Excerpted records
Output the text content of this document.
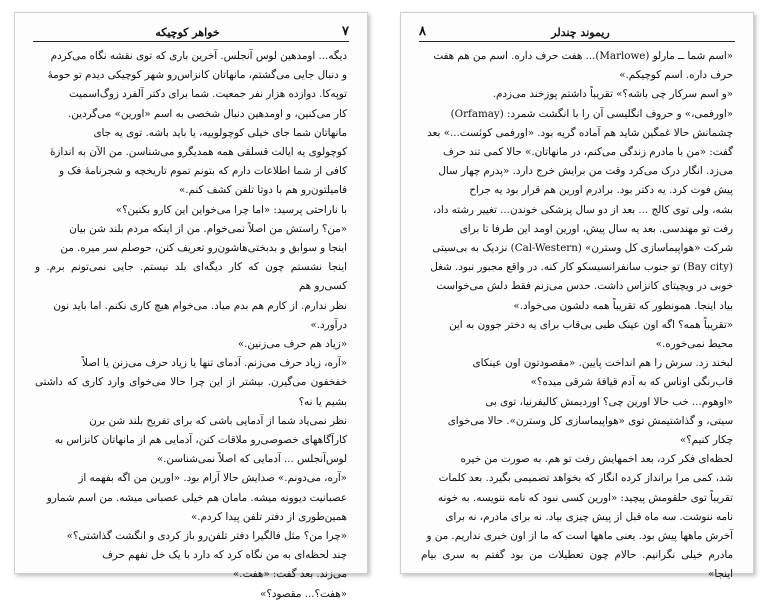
خواهر کوچیکه	۷

دیگه... اومدهین لوس آنجلس. آخرین باری که توی نقشه نگاه می‌کردم

و دنبال جایی می‌گشتم، مانهاتان کانزاس‌رو شهر کوچیکی دیدم تو حومهٔ

توپه‌کا. دوازده هزار نفر جمعیت. شما برای دکتر آلفرد زوگ‌اسمیت

کار می‌کنین، و اومدهین دنبال شخصی به اسم «اورین» می‌گردین.

مانهاتان شما جای خیلی کوچولوییه، یا باید باشه. توی یه جای

کوچولوی یه ایالت قسلقی همه همدیگرو می‌شناسن. من الآن به اندازهٔ

کافی از شما اطلاعات دارم که بتونم تموم تاریخچه و شجرنامهٔ فک و

فامیلتون‌رو هم با دوتا تلفن کشف کنم.»

با ناراحتی پرسید: «اما چرا می‌خواین این کارو بکنین؟»

«من؟ راستش من اصلاً نمی‌خوام. من از اینکه مردم بلند شن بیان

اینجا و سوابق و بدبختی‌هاشون‌رو تعریف کنن، حوصلم سر میره. من

اینجا نشستم چون که کار دیگه‌ای بلد نیستم. جایی نمی‌تونم برم. و کسی‌رو هم

نظر ندارم. از کارم هم بدم میاد. می‌خوام هیچ کاری نکنم. اما باید نون

درآورد.»

«زیاد هم حرف می‌زنین.»

«آره، زیاد حرف می‌زنم. آدمای تنها یا زیاد حرف می‌زنن یا اصلاً

خفخفون می‌گیرن. بیشتر از این چرا حالا می‌خوای وارد کاری که داشتی بشیم یا نه؟

نظر نمی‌یاد شما از آدمایی باشی که برای تفریح بلند شن برن

کارآگاههای خصوصی‌رو ملاقات کنن، آدمایی هم از مانهاتان کانزاس به

لوس‌آنجلس ... آدمایی که اصلاً نمی‌شناسن.»

«آره، می‌دونم.» صدایش حالا آرام بود. «اورین من اگه بفهمه از

عصبانیت دیوونه میشه. مامان هم خیلی عصبانی میشه. من اسم شمارو

همین‌طوری از دفتر تلفن پیدا کردم.»

«چرا من؟ مثل فالگیرا دفتر تلفن‌رو باز کردی و انگشت گذاشتی؟»

چند لحظه‌ای به من نگاه کرد که دارد با یک خل نفهم حرف

می‌زند. بعد گفت: «هفت.»

«هفت؟... مقصود؟»

۸	ریموند چندلر

«اسم شما ــ مارلو (Marlowe)... هفت حرف داره. اسم من هم هفت

حرف داره. اسم کوچیکم.»

«و اسم سرکار چی باشه؟» تقریباً داشتم پوزخند می‌زدم.

«اورفمی،» و حروف انگلیسی آن را با انگشت شمرد: (Orfamay)

چشمانش حالا غمگین شاید هم آماده گریه بود. «اورفمی کوئست...» بعد

گفت: «من با مادرم زندگی می‌کنم، در مانهاتان.» حالا کمی تند حرف

می‌زد. انگار درک می‌کرد وقت من برایش خرج دارد. «پدرم چهار سال

پیش فوت کرد. یه دکتر بود. برادرم اورین هم قرار بود یه جراح

بشه، ولی توی کالج ... بعد از دو سال پزشکی خوندن... تغییر رشته داد،

رفت تو مهندسی. بعد یه سال پیش، اورین اومد این طرفا تا برای

شرکت «هواپیماسازی کل وسترن» (Cal-Western) نزدیک به بی‌سیتی

(Bay city) تو جنوب سانفرانسیسکو کار کنه. در واقع مجبور نبود. شغل

خوبی در ویچیتای کانزاس داشت. حدس می‌زنم فقط دلش می‌خواست

بیاد اینجا. همونطور که تقریباً همه دلشون می‌خواد.»

«تقریباً همه؟ اگه اون عینک طبی بی‌قاب برای یه دختر جوون به این

محیط نمی‌خوره.»

لبخند زد. سرش را هم انداخت پایین. «مقصودتون اون عینکای

قاب‌رنگی اوناس که به آدم قیافهٔ شرقی میده؟»

«اوهوم... خب حالا اورین چی؟ اوردیمش کالیفرنیا، توی بی

سیتی، و گذاشتیمش توی «هواپیماسازی کل وسترن». حالا می‌خوای

چکار کنیم؟»

لحظه‌ای فکر کرد، بعد اخمهایش رفت تو هم. به صورت من خیره

شد، کمی مرا برانداز کرده انگار که بخواهد تصمیمی بگیرد. بعد کلمات

تقریباً توی حلقومش پیچید: «اورین کسی نبود که نامه ننویسه. به خونه

نامه ننوشت. سه ماه قبل از پیش چیزی بیاد. نه برای مادرم، نه برای

آخرش ماهها پیش بود. یعنی ماهها است که ما از اون خبری نداریم. من و

مادرم خیلی نگرانیم. حالام چون تعطیلات من بود گفتم به سری بیام اینجا»
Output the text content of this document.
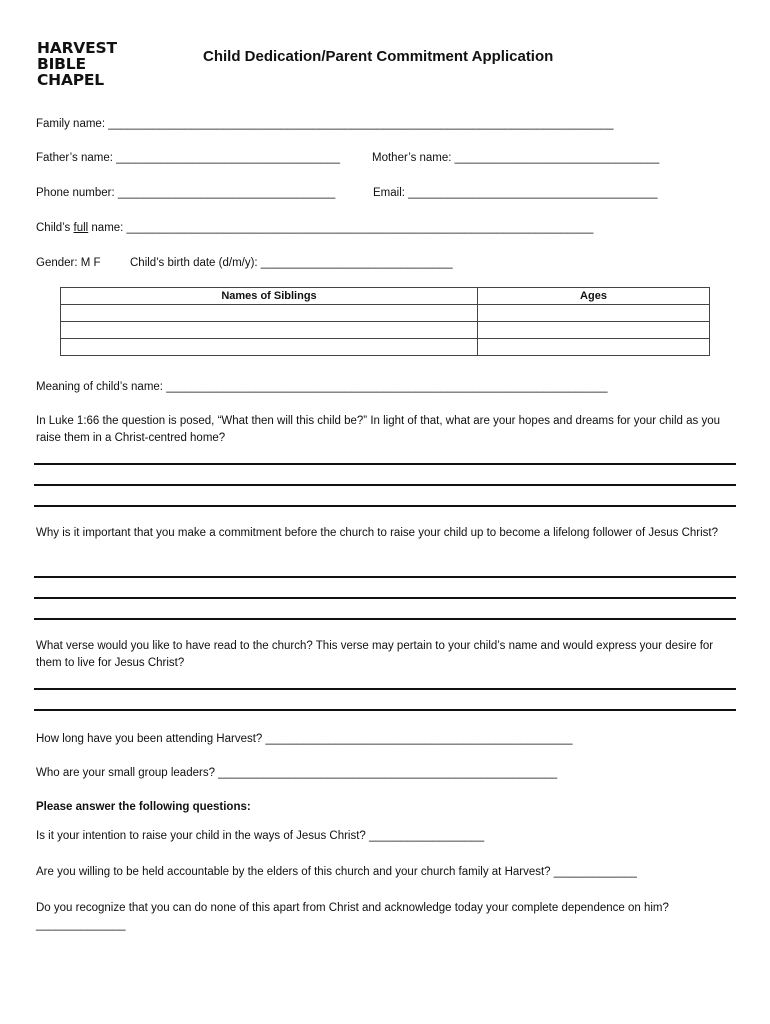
HARVEST
BIBLE
CHAPEL
Child Dedication/Parent Commitment Application
Family name: _______________________________________________________________________________
Father’s name: ___________________________________	Mother’s name: ________________________________
Phone number: __________________________________	Email: _______________________________________
Child’s full name: _________________________________________________________________________
Gender: M F	Child’s birth date (d/m/y): ______________________________
Names of Siblings	Ages

Meaning of child’s name: _____________________________________________________________________
In Luke 1:66 the question is posed, “What then will this child be?” In light of that, what are your hopes and dreams for your child as you raise them in a Christ-centred home?
Why is it important that you make a commitment before the church to raise your child up to become a lifelong follower of Jesus Christ?
What verse would you like to have read to the church? This verse may pertain to your child’s name and would express your desire for them to live for Jesus Christ?
How long have you been attending Harvest? ________________________________________________
Who are your small group leaders? _____________________________________________________
Please answer the following questions:
Is it your intention to raise your child in the ways of Jesus Christ? __________________
Are you willing to be held accountable by the elders of this church and your church family at Harvest? _____________
Do you recognize that you can do none of this apart from Christ and acknowledge today your complete dependence on him? ______________
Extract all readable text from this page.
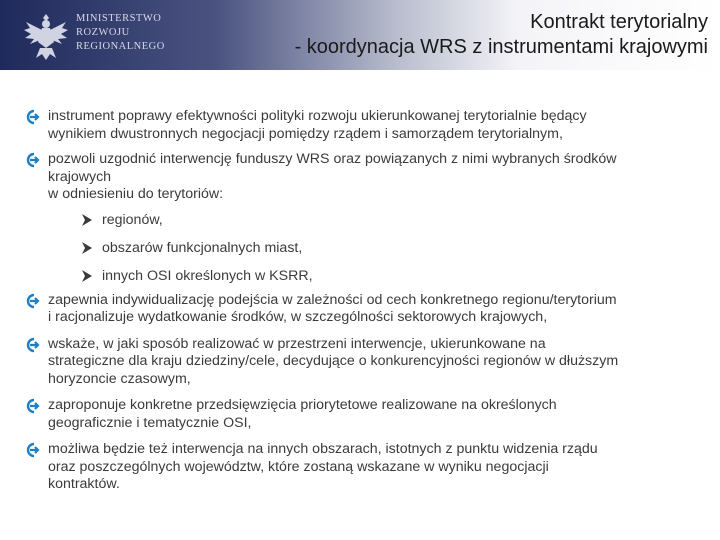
MINISTERSTWO
ROZWOJU
REGIONALNEGO
Kontrakt terytorialny
- koordynacja WRS z instrumentami krajowymi
instrument poprawy efektywności polityki rozwoju ukierunkowanej terytorialnie będący
wynikiem dwustronnych negocjacji pomiędzy rządem i samorządem terytorialnym,
pozwoli uzgodnić interwencję funduszy WRS oraz powiązanych z nimi wybranych środków
krajowych
w odniesieniu do terytoriów:
regionów,
obszarów funkcjonalnych miast,
innych OSI określonych w KSRR,
zapewnia indywidualizację podejścia w zależności od cech konkretnego regionu/terytorium
i racjonalizuje wydatkowanie środków, w szczególności sektorowych krajowych,
wskaże, w jaki sposób realizować w przestrzeni interwencje, ukierunkowane na
strategiczne dla kraju dziedziny/cele, decydujące o konkurencyjności regionów w dłuższym
horyzoncie czasowym,
zaproponuje konkretne przedsięwzięcia priorytetowe realizowane na określonych
geograficznie i tematycznie OSI,
możliwa będzie też interwencja na innych obszarach, istotnych z punktu widzenia rządu
oraz poszczególnych województw, które zostaną wskazane w wyniku negocjacji
kontraktów.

Exercise description
Quote the records in full and exactly; skip any image.

Answer in full
Output the text content of this document.
خواهر کوچیکه	۷

دیگه... اومدهین لوس آنجلس. آخرین باری که توی نقشه نگاه می‌کردم

و دنبال جایی می‌گشتم، مانهاتان کانزاس‌رو شهر کوچیکی دیدم تو حومهٔ

توپه‌کا. دوازده هزار نفر جمعیت. شما برای دکتر آلفرد زوگ‌اسمیت

کار می‌کنین، و اومدهین دنبال شخصی به اسم «اورین» می‌گردین.

مانهاتان شما جای خیلی کوچولوییه، یا باید باشه. توی یه جای

کوچولوی یه ایالت قسلقی همه همدیگرو می‌شناسن. من الآن به اندازهٔ

کافی از شما اطلاعات دارم که بتونم تموم تاریخچه و شجرنامهٔ فک و

فامیلتون‌رو هم با دوتا تلفن کشف کنم.»

با ناراحتی پرسید: «اما چرا می‌خواین این کارو بکنین؟»

«من؟ راستش من اصلاً نمی‌خوام. من از اینکه مردم بلند شن بیان

اینجا و سوابق و بدبختی‌هاشون‌رو تعریف کنن، حوصلم سر میره. من

اینجا نشستم چون که کار دیگه‌ای بلد نیستم. جایی نمی‌تونم برم. و کسی‌رو هم

نظر ندارم. از کارم هم بدم میاد. می‌خوام هیچ کاری نکنم. اما باید نون

درآورد.»

«زیاد هم حرف می‌زنین.»

«آره، زیاد حرف می‌زنم. آدمای تنها یا زیاد حرف می‌زنن یا اصلاً

خفخفون می‌گیرن. بیشتر از این چرا حالا می‌خوای وارد کاری که داشتی بشیم یا نه؟

نظر نمی‌یاد شما از آدمایی باشی که برای تفریح بلند شن برن

کارآگاههای خصوصی‌رو ملاقات کنن، آدمایی هم از مانهاتان کانزاس به

لوس‌آنجلس ... آدمایی که اصلاً نمی‌شناسن.»

«آره، می‌دونم.» صدایش حالا آرام بود. «اورین من اگه بفهمه از

عصبانیت دیوونه میشه. مامان هم خیلی عصبانی میشه. من اسم شمارو

همین‌طوری از دفتر تلفن پیدا کردم.»

«چرا من؟ مثل فالگیرا دفتر تلفن‌رو باز کردی و انگشت گذاشتی؟»

چند لحظه‌ای به من نگاه کرد که دارد با یک خل نفهم حرف

می‌زند. بعد گفت: «هفت.»

«هفت؟... مقصود؟»

۸	ریموند چندلر

«اسم شما ــ مارلو (Marlowe)... هفت حرف داره. اسم من هم هفت

حرف داره. اسم کوچیکم.»

«و اسم سرکار چی باشه؟» تقریباً داشتم پوزخند می‌زدم.

«اورفمی،» و حروف انگلیسی آن را با انگشت شمرد: (Orfamay)

چشمانش حالا غمگین شاید هم آماده گریه بود. «اورفمی کوئست...» بعد

گفت: «من با مادرم زندگی می‌کنم، در مانهاتان.» حالا کمی تند حرف

می‌زد. انگار درک می‌کرد وقت من برایش خرج دارد. «پدرم چهار سال

پیش فوت کرد. یه دکتر بود. برادرم اورین هم قرار بود یه جراح

بشه، ولی توی کالج ... بعد از دو سال پزشکی خوندن... تغییر رشته داد،

رفت تو مهندسی. بعد یه سال پیش، اورین اومد این طرفا تا برای

شرکت «هواپیماسازی کل وسترن» (Cal-Western) نزدیک به بی‌سیتی

(Bay city) تو جنوب سانفرانسیسکو کار کنه. در واقع مجبور نبود. شغل

خوبی در ویچیتای کانزاس داشت. حدس می‌زنم فقط دلش می‌خواست

بیاد اینجا. همونطور که تقریباً همه دلشون می‌خواد.»

«تقریباً همه؟ اگه اون عینک طبی بی‌قاب برای یه دختر جوون به این

محیط نمی‌خوره.»

لبخند زد. سرش را هم انداخت پایین. «مقصودتون اون عینکای

قاب‌رنگی اوناس که به آدم قیافهٔ شرقی میده؟»

«اوهوم... خب حالا اورین چی؟ اوردیمش کالیفرنیا، توی بی

سیتی، و گذاشتیمش توی «هواپیماسازی کل وسترن». حالا می‌خوای

چکار کنیم؟»

لحظه‌ای فکر کرد، بعد اخمهایش رفت تو هم. به صورت من خیره

شد، کمی مرا برانداز کرده انگار که بخواهد تصمیمی بگیرد. بعد کلمات

تقریباً توی حلقومش پیچید: «اورین کسی نبود که نامه ننویسه. به خونه

نامه ننوشت. سه ماه قبل از پیش چیزی بیاد. نه برای مادرم، نه برای

آخرش ماهها پیش بود. یعنی ماهها است که ما از اون خبری نداریم. من و

مادرم خیلی نگرانیم. حالام چون تعطیلات من بود گفتم به سری بیام اینجا»
Output the text content of this document.
HARVEST
BIBLE
CHAPEL
Child Dedication/Parent Commitment Application
Family name: _______________________________________________________________________________
Father’s name: ___________________________________	Mother’s name: ________________________________
Phone number: __________________________________	Email: _______________________________________
Child’s full name: _________________________________________________________________________
Gender: M F	Child’s birth date (d/m/y): ______________________________
Names of Siblings	Ages

Meaning of child’s name: _____________________________________________________________________
In Luke 1:66 the question is posed, “What then will this child be?” In light of that, what are your hopes and dreams for your child as you raise them in a Christ-centred home?
Why is it important that you make a commitment before the church to raise your child up to become a lifelong follower of Jesus Christ?
What verse would you like to have read to the church? This verse may pertain to your child’s name and would express your desire for them to live for Jesus Christ?
How long have you been attending Harvest? ________________________________________________
Who are your small group leaders? _____________________________________________________
Please answer the following questions:
Is it your intention to raise your child in the ways of Jesus Christ? __________________
Are you willing to be held accountable by the elders of this church and your church family at Harvest? _____________
Do you recognize that you can do none of this apart from Christ and acknowledge today your complete dependence on him? ______________
Extract all readable text from this page.
MINISTERSTWO
ROZWOJU
REGIONALNEGO
Kontrakt terytorialny
- koordynacja WRS z instrumentami krajowymi
instrument poprawy efektywności polityki rozwoju ukierunkowanej terytorialnie będący
wynikiem dwustronnych negocjacji pomiędzy rządem i samorządem terytorialnym,
pozwoli uzgodnić interwencję funduszy WRS oraz powiązanych z nimi wybranych środków
krajowych
w odniesieniu do terytoriów:
regionów,
obszarów funkcjonalnych miast,
innych OSI określonych w KSRR,
zapewnia indywidualizację podejścia w zależności od cech konkretnego regionu/terytorium
i racjonalizuje wydatkowanie środków, w szczególności sektorowych krajowych,
wskaże, w jaki sposób realizować w przestrzeni interwencje, ukierunkowane na
strategiczne dla kraju dziedziny/cele, decydujące o konkurencyjności regionów w dłuższym
horyzoncie czasowym,
zaproponuje konkretne przedsięwzięcia priorytetowe realizowane na określonych
geograficznie i tematycznie OSI,
możliwa będzie też interwencja na innych obszarach, istotnych z punktu widzenia rządu
oraz poszczególnych województw, które zostaną wskazane w wyniku negocjacji
kontraktów.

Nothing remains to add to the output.